Data records:
━━━━

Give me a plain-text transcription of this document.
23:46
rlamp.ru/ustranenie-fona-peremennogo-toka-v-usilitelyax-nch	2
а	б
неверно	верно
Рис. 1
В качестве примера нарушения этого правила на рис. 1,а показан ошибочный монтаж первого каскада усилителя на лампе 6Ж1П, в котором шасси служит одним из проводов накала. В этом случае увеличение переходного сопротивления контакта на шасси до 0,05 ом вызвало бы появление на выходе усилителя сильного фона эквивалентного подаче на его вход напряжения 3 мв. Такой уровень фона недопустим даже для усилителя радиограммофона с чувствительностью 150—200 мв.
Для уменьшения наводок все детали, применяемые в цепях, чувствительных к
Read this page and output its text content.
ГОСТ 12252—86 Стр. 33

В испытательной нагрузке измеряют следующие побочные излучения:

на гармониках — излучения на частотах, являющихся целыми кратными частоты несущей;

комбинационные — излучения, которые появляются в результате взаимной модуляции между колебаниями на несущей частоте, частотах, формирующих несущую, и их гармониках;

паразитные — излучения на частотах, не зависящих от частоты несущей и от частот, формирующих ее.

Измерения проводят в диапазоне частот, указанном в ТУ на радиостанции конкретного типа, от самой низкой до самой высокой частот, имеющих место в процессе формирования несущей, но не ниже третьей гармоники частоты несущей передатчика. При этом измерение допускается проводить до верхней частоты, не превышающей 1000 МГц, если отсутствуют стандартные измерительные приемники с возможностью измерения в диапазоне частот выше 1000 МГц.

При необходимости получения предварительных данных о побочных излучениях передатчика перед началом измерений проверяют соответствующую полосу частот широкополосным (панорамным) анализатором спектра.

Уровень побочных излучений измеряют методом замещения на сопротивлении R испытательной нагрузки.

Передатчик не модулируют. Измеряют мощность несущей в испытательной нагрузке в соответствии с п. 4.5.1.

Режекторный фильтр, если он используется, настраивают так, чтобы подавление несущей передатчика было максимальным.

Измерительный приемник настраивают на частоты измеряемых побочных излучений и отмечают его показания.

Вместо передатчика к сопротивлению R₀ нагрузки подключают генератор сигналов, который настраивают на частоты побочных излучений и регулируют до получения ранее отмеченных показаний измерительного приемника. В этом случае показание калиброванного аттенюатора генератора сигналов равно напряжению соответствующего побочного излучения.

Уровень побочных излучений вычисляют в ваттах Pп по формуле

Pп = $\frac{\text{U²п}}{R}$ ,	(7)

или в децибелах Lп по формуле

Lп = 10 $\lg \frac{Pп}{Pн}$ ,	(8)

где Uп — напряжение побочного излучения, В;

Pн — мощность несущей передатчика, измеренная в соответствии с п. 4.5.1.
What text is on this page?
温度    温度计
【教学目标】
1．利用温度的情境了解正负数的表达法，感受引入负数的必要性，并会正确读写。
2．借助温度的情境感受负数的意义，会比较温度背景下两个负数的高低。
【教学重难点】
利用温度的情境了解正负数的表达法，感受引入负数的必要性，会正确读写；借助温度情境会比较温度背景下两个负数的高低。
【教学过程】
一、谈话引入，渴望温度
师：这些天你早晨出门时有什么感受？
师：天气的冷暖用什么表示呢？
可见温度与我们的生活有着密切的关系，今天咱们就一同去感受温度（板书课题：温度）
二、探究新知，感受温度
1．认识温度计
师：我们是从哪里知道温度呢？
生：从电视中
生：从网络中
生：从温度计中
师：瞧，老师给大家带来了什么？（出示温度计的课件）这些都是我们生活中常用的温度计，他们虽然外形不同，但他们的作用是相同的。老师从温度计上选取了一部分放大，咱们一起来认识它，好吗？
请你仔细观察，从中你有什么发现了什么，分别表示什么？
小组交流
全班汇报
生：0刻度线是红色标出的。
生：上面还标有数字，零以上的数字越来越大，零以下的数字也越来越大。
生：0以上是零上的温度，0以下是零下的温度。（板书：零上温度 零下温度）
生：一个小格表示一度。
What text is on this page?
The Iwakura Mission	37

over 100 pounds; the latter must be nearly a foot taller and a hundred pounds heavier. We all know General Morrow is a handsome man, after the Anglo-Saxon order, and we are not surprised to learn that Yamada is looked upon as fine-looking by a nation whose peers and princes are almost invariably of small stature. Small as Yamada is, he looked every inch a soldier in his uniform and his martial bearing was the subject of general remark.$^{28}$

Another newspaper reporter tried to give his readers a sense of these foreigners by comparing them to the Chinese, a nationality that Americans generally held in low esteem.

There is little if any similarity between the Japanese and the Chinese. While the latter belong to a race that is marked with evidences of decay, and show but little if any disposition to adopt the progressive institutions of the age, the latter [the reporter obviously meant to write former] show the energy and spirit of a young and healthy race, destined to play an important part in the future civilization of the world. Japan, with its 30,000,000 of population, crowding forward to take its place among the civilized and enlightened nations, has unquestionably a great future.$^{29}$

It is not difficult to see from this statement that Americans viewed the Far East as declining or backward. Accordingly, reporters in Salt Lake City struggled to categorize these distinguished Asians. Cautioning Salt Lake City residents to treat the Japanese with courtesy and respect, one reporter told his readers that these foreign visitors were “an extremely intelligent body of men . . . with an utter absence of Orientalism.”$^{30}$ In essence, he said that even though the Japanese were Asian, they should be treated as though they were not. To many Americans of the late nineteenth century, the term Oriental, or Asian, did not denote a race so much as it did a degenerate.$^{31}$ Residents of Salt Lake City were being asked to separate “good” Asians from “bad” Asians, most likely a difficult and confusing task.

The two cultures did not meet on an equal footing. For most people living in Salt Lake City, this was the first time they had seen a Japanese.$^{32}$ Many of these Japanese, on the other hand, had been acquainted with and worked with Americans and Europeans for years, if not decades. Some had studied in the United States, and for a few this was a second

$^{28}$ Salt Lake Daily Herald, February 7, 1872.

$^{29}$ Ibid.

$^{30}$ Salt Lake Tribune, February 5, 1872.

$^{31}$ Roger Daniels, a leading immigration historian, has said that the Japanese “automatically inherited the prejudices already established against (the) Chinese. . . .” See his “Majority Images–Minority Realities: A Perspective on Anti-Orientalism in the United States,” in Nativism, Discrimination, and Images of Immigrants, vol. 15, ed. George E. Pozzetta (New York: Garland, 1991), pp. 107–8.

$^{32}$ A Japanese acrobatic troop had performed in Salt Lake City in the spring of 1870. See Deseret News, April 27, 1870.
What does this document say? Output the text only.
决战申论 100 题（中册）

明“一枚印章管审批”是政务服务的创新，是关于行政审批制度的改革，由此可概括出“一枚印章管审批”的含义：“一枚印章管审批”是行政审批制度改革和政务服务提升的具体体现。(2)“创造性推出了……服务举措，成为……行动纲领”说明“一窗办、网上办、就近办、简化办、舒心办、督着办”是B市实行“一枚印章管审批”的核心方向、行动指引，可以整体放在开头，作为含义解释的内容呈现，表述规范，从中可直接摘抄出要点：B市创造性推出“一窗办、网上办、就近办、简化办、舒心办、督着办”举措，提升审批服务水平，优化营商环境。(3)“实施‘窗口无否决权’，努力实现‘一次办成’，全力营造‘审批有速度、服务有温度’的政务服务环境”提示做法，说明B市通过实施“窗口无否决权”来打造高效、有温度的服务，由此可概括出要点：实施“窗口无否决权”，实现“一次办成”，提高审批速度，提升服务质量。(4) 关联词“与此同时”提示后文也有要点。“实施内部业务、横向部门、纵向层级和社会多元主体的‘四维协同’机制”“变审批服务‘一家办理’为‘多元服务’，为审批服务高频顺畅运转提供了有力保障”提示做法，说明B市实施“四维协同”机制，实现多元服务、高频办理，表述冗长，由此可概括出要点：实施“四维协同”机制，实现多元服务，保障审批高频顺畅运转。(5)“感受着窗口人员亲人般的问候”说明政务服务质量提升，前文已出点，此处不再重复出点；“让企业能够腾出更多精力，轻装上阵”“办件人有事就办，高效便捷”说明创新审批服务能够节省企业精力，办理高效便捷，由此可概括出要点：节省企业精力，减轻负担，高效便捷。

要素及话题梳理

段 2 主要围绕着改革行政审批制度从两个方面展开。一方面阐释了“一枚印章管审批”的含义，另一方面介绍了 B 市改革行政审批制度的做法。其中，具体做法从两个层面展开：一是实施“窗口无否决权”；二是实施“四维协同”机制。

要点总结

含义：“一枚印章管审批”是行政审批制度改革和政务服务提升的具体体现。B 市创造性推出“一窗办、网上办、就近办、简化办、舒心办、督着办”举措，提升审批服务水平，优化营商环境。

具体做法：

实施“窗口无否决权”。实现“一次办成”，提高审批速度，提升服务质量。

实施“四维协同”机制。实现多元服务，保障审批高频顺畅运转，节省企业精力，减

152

━━━━

- **Required task**
Which lines contain "формуле"? Show each of them.

- **Answer to the problem**
Уровень побочных излучений вычисляют в ваттах Pп по формуле
или в децибелах Lп по формуле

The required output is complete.